-- Start DATA FOR THE TASK --

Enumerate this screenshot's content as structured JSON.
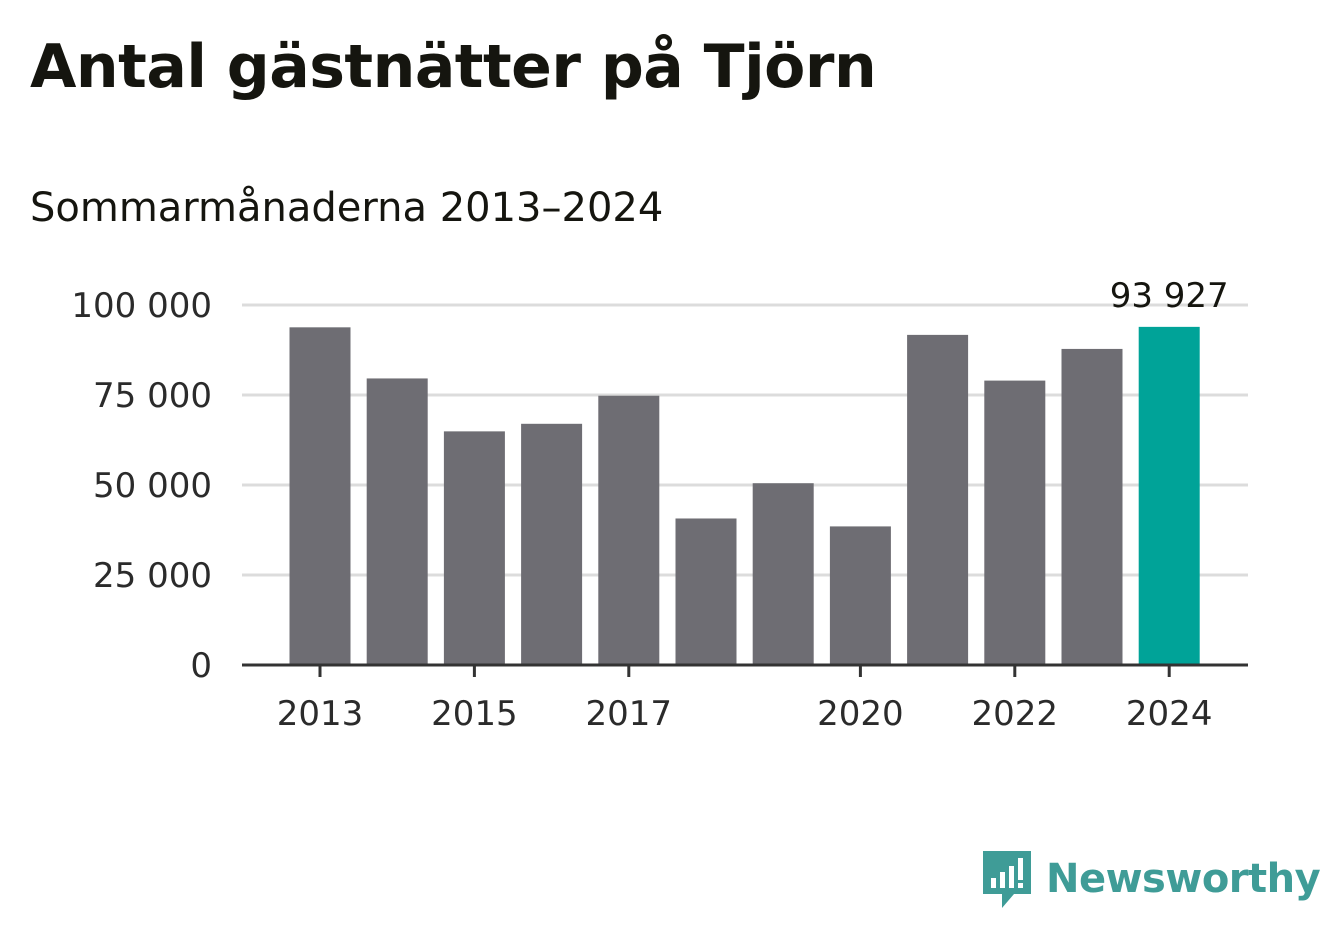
{
  "title": "Antal gästnätter på Tjörn",
  "subtitle": "Sommarmånaderna 2013–2024",
  "brand": {
    "name": "Newsworthy",
    "icon": "newsworthy-logo-icon"
  },
  "colors": {
    "bar": "#6e6d73",
    "highlight": "#00a398",
    "grid": "#dcdcdc",
    "axis": "#333333",
    "brand": "#3f9c97"
  },
  "chart_data": {
    "type": "bar",
    "categories": [
      "2013",
      "2014",
      "2015",
      "2016",
      "2017",
      "2018",
      "2019",
      "2020",
      "2021",
      "2022",
      "2023",
      "2024"
    ],
    "values": [
      93800,
      79600,
      64900,
      67000,
      74800,
      40700,
      50500,
      38500,
      91700,
      79000,
      87800,
      93927
    ],
    "x_tick_labels": [
      "2013",
      "",
      "2015",
      "",
      "2017",
      "",
      "",
      "2020",
      "",
      "2022",
      "",
      "2024"
    ],
    "y_ticks": [
      0,
      25000,
      50000,
      75000,
      100000
    ],
    "y_tick_labels": [
      "0",
      "25 000",
      "50 000",
      "75 000",
      "100 000"
    ],
    "ylim": [
      0,
      100000
    ],
    "highlight_index": 11,
    "annotation": {
      "index": 11,
      "label": "93 927"
    },
    "grid": true
  }
}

-- End DATA FOR THE TASK --

Print each line of the material above exactly, with the pictures removed from your copy.

Enumerate this screenshot's content as structured JSON.
{
  "title": "Antal gästnätter på Tjörn",
  "subtitle": "Sommarmånaderna 2013–2024",
  "brand": {
    "name": "Newsworthy",
    "icon": "newsworthy-logo-icon"
  },
  "colors": {
    "bar": "#6e6d73",
    "highlight": "#00a398",
    "grid": "#dcdcdc",
    "axis": "#333333",
    "brand": "#3f9c97"
  },
  "chart_data": {
    "type": "bar",
    "categories": [
      "2013",
      "2014",
      "2015",
      "2016",
      "2017",
      "2018",
      "2019",
      "2020",
      "2021",
      "2022",
      "2023",
      "2024"
    ],
    "values": [
      93800,
      79600,
      64900,
      67000,
      74800,
      40700,
      50500,
      38500,
      91700,
      79000,
      87800,
      93927
    ],
    "x_tick_labels": [
      "2013",
      "",
      "2015",
      "",
      "2017",
      "",
      "",
      "2020",
      "",
      "2022",
      "",
      "2024"
    ],
    "y_ticks": [
      0,
      25000,
      50000,
      75000,
      100000
    ],
    "y_tick_labels": [
      "0",
      "25 000",
      "50 000",
      "75 000",
      "100 000"
    ],
    "ylim": [
      0,
      100000
    ],
    "highlight_index": 11,
    "annotation": {
      "index": 11,
      "label": "93 927"
    },
    "grid": true
  }
}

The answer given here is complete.